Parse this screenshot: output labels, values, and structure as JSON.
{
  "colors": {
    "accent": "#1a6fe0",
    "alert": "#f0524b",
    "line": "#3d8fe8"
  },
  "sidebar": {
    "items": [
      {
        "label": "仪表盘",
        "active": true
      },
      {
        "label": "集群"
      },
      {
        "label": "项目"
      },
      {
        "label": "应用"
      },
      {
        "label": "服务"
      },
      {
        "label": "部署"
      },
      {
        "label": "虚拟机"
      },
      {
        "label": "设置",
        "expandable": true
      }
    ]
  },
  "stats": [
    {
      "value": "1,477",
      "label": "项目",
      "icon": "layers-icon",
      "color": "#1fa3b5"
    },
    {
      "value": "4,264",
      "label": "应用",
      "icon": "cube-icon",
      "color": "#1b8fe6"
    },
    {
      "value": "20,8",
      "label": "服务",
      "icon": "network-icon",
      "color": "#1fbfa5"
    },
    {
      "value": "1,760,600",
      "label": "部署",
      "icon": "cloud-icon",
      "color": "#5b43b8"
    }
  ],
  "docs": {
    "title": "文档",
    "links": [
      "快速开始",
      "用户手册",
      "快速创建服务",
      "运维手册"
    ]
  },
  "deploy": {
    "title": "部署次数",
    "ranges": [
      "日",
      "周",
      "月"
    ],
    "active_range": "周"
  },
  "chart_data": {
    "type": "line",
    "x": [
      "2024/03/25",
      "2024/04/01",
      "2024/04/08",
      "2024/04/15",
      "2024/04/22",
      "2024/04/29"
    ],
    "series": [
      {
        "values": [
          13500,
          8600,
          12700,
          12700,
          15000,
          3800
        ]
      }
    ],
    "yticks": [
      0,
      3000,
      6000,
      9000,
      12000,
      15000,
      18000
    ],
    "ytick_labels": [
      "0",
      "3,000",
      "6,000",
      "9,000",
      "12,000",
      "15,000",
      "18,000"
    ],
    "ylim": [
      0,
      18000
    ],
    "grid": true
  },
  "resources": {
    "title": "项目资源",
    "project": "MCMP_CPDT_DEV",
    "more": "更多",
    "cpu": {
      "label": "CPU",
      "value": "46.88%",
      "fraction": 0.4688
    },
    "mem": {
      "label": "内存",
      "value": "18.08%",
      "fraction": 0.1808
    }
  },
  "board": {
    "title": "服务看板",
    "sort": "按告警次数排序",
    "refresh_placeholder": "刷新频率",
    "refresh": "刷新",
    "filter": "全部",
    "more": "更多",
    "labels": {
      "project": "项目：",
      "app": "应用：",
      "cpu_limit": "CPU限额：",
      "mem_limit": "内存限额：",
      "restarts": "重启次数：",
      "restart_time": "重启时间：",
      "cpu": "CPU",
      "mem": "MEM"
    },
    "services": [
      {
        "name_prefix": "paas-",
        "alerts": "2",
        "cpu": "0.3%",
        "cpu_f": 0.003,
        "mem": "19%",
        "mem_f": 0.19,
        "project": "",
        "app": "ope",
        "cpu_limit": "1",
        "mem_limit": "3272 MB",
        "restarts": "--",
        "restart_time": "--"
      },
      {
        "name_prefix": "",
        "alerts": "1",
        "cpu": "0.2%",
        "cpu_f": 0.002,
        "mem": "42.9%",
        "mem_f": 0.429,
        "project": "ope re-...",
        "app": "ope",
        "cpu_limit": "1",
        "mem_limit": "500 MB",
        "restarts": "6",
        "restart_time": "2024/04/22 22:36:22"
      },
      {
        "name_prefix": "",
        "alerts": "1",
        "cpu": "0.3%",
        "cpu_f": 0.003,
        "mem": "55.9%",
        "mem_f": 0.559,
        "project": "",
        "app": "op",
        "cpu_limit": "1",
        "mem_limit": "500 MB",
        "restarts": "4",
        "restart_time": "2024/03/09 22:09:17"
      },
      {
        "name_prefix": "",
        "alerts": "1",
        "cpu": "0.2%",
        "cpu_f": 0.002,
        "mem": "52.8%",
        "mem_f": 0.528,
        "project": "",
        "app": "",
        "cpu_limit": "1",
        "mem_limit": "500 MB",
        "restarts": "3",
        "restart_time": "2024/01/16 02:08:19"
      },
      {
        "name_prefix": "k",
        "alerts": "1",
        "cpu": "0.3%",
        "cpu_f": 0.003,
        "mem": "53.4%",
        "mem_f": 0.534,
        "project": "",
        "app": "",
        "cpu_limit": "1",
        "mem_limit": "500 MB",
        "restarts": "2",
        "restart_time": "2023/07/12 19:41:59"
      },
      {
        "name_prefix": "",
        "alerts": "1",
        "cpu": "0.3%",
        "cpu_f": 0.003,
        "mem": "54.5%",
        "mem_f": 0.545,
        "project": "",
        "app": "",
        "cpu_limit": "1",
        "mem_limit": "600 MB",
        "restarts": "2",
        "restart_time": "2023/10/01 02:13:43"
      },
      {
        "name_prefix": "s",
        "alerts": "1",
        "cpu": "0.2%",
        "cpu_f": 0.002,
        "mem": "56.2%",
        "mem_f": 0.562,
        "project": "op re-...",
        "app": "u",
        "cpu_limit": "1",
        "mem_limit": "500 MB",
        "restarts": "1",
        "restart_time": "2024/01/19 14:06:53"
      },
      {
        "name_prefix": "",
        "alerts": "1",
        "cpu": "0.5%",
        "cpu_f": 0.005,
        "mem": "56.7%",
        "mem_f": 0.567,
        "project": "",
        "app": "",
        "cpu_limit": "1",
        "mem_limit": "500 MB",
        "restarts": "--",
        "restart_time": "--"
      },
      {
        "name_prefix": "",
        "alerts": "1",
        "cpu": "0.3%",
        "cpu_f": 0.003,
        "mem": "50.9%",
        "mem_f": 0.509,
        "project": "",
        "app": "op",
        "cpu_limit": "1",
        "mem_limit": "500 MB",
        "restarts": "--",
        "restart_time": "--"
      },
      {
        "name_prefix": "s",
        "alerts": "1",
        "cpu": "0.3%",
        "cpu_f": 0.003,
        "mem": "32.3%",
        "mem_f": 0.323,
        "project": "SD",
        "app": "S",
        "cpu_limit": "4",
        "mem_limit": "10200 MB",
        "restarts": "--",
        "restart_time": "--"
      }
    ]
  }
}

== Direction ==
From the entries, copy out each line containing the word "title".

== Answer in full ==
    "title": "文档",
    "title": "部署次数",
    "title": "项目资源",
    "title": "服务看板",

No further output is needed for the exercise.